Copy the entries below exactly. Images do not belong in the copy.

'''

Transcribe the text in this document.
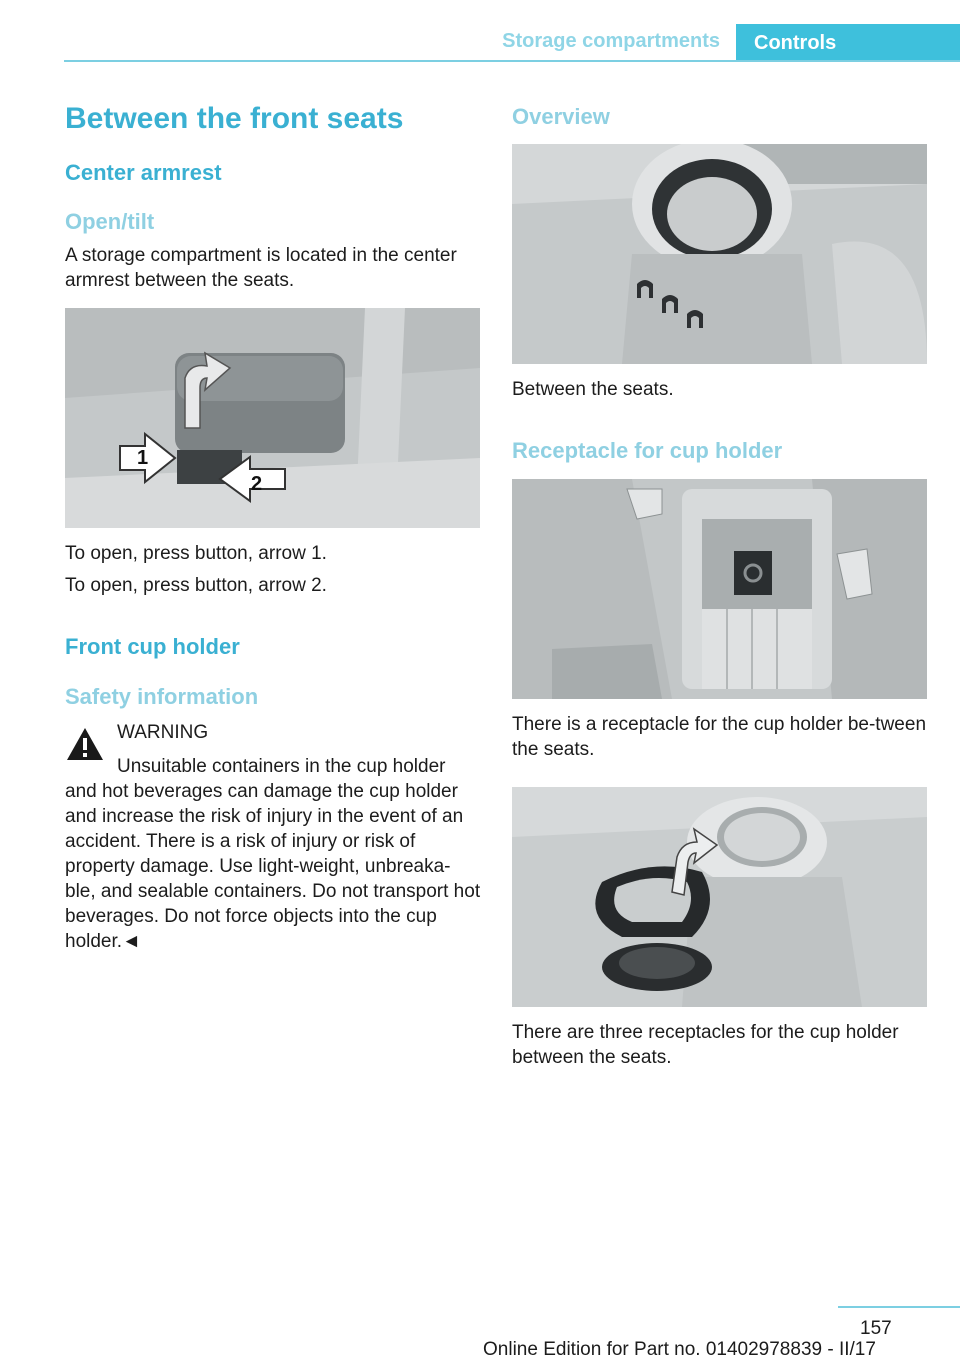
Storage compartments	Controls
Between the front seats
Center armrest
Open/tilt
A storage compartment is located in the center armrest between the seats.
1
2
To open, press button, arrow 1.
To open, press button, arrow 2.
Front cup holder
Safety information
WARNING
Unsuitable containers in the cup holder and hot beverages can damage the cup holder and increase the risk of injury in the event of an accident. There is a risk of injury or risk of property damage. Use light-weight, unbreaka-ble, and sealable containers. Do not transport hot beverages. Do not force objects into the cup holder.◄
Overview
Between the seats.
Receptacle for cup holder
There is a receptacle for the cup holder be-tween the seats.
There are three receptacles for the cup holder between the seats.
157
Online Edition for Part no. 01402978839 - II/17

'''

■ **Solution**
Transcribe the text in this document.
Storage compartments	Controls
Between the front seats
Center armrest
Open/tilt
A storage compartment is located in the center armrest between the seats.
1
2
To open, press button, arrow 1.
To open, press button, arrow 2.
Front cup holder
Safety information
WARNING
Unsuitable containers in the cup holder and hot beverages can damage the cup holder and increase the risk of injury in the event of an accident. There is a risk of injury or risk of property damage. Use light-weight, unbreaka-ble, and sealable containers. Do not transport hot beverages. Do not force objects into the cup holder.◄
Overview
Between the seats.
Receptacle for cup holder
There is a receptacle for the cup holder be-tween the seats.
There are three receptacles for the cup holder between the seats.
157
Online Edition for Part no. 01402978839 - II/17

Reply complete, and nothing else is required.